#### Data section
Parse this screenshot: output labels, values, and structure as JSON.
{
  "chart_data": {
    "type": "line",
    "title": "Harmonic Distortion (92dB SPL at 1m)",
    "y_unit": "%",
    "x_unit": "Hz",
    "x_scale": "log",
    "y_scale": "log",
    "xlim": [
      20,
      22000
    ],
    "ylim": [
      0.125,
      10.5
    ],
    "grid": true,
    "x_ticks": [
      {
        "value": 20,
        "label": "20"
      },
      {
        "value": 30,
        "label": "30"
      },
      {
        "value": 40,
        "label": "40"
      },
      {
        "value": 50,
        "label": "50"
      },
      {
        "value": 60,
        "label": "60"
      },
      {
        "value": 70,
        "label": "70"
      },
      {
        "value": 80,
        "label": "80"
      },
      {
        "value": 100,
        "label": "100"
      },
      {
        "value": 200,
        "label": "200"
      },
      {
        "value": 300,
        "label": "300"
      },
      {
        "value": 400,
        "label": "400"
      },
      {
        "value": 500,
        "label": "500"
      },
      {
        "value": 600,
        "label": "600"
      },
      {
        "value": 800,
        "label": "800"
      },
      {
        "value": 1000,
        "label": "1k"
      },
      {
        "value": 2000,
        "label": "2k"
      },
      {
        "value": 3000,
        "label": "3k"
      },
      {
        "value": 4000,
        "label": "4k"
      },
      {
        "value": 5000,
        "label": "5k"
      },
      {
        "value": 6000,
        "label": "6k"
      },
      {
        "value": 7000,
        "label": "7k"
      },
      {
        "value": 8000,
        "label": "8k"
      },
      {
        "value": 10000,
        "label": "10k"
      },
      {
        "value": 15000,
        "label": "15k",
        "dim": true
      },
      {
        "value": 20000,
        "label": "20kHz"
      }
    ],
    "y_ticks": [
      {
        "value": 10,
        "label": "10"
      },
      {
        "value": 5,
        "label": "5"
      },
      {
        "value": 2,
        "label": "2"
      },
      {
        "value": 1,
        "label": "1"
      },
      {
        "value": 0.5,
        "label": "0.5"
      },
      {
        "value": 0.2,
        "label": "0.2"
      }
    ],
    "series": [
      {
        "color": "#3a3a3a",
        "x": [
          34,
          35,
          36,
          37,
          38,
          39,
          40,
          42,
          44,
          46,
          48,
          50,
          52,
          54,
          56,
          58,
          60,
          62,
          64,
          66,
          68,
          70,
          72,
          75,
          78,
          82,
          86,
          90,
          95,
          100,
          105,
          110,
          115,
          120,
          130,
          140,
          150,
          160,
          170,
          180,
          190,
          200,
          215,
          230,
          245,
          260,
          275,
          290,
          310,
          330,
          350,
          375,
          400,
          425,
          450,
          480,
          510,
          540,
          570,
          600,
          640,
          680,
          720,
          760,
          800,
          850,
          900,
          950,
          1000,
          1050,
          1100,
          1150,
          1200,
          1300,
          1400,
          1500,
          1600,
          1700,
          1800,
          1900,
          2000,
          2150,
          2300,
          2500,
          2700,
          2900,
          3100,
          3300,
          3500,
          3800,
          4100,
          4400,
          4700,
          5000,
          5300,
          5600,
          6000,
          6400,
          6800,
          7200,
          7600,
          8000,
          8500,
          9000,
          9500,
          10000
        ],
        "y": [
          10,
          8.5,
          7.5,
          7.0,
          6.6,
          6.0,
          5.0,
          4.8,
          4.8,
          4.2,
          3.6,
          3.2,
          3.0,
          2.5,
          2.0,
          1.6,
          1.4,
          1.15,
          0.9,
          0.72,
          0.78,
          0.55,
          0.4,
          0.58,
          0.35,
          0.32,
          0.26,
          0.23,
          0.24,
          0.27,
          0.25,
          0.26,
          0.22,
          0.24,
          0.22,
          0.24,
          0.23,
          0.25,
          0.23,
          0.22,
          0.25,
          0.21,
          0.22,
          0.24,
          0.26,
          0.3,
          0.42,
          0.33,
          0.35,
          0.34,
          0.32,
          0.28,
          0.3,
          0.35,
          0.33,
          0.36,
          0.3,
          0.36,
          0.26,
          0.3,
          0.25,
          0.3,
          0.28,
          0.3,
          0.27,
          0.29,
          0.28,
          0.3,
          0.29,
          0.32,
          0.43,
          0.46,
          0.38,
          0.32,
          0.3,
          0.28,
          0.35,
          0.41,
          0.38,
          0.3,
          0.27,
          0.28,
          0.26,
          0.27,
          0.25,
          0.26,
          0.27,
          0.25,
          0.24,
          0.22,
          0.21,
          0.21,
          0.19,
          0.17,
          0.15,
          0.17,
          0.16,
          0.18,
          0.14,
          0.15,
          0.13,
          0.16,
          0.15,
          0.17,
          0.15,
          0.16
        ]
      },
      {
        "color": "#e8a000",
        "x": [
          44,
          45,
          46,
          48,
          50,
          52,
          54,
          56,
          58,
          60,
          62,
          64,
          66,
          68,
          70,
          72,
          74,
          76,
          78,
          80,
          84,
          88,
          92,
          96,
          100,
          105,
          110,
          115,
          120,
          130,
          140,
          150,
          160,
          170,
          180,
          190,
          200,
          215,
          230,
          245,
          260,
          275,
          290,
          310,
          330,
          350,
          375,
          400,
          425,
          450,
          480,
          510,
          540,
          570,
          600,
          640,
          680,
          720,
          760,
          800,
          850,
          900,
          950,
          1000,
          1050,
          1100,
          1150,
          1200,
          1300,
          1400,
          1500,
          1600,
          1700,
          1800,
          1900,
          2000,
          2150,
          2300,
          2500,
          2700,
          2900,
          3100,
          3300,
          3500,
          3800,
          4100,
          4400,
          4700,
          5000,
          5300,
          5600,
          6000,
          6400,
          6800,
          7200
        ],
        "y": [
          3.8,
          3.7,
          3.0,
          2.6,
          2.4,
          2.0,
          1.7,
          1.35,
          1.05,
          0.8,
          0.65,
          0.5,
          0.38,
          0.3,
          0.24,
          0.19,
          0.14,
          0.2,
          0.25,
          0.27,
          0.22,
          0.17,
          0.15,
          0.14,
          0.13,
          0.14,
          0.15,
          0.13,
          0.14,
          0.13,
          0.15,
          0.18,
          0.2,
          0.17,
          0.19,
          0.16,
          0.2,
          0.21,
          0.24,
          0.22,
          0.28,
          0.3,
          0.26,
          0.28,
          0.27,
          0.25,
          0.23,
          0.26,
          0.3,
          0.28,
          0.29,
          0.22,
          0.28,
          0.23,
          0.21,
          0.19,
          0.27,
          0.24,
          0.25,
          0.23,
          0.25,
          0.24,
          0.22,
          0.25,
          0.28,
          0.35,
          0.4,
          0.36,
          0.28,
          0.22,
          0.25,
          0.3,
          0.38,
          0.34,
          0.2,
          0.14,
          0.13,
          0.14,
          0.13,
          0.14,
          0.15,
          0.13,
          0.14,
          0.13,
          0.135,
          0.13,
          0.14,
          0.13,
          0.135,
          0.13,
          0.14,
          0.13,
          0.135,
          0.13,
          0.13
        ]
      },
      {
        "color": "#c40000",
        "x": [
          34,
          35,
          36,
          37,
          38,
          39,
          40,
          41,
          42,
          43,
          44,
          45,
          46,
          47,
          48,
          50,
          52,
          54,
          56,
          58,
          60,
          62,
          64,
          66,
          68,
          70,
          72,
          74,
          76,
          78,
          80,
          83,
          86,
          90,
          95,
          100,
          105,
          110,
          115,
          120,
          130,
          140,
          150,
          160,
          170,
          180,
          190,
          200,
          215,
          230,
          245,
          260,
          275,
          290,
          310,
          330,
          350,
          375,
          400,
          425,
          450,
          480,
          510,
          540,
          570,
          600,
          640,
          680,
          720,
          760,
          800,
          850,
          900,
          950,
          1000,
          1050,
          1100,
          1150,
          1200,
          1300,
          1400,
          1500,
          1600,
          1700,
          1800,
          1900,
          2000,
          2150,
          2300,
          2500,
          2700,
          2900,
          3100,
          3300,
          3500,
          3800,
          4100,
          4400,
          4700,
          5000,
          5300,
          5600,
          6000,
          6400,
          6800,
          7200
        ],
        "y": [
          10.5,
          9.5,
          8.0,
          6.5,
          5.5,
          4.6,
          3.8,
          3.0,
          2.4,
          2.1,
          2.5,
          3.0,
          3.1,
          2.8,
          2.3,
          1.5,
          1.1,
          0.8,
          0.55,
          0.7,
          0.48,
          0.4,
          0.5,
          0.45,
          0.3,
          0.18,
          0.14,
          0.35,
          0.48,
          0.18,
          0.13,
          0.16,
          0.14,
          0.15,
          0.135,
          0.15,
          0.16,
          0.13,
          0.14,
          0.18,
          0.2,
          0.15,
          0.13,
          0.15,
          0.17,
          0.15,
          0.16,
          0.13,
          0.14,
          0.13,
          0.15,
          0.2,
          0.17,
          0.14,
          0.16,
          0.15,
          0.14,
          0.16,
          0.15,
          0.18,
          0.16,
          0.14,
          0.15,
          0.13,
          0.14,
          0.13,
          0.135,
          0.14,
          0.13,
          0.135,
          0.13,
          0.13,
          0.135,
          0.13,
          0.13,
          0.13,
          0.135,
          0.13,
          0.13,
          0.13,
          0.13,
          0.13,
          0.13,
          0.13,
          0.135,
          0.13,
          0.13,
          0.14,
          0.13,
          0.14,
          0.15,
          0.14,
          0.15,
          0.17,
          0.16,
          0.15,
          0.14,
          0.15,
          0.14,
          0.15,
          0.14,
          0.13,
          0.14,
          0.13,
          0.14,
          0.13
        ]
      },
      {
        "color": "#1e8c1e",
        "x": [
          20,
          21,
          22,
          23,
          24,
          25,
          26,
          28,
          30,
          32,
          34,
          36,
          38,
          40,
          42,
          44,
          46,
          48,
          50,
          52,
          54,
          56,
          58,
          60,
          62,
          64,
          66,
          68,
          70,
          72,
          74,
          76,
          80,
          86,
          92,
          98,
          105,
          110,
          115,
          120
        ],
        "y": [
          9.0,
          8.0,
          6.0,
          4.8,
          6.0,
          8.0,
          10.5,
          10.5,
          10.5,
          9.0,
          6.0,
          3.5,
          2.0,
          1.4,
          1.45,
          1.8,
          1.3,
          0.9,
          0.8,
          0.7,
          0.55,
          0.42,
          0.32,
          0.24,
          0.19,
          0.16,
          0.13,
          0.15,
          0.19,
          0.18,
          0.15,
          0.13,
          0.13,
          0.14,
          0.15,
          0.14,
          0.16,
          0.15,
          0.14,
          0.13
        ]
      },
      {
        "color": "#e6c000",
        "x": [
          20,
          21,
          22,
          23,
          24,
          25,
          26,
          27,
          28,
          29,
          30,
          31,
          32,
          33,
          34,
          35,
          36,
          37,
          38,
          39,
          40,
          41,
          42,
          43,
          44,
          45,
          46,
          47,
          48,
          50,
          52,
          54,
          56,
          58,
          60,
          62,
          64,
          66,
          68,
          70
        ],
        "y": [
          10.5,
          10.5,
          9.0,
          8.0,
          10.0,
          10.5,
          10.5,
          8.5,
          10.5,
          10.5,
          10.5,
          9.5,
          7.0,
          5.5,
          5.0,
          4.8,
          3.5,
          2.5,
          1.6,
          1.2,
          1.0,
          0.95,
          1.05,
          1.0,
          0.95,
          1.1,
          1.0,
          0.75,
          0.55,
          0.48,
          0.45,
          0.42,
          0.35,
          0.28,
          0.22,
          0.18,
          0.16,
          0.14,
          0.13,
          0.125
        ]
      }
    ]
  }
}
########
What you should do:
Go through the data above and find the lines with the word "color". Copy each of those lines.

Response to the exercise:
        "color": "#3a3a3a",
        "color": "#e8a000",
        "color": "#c40000",
        "color": "#1e8c1e",
        "color": "#e6c000",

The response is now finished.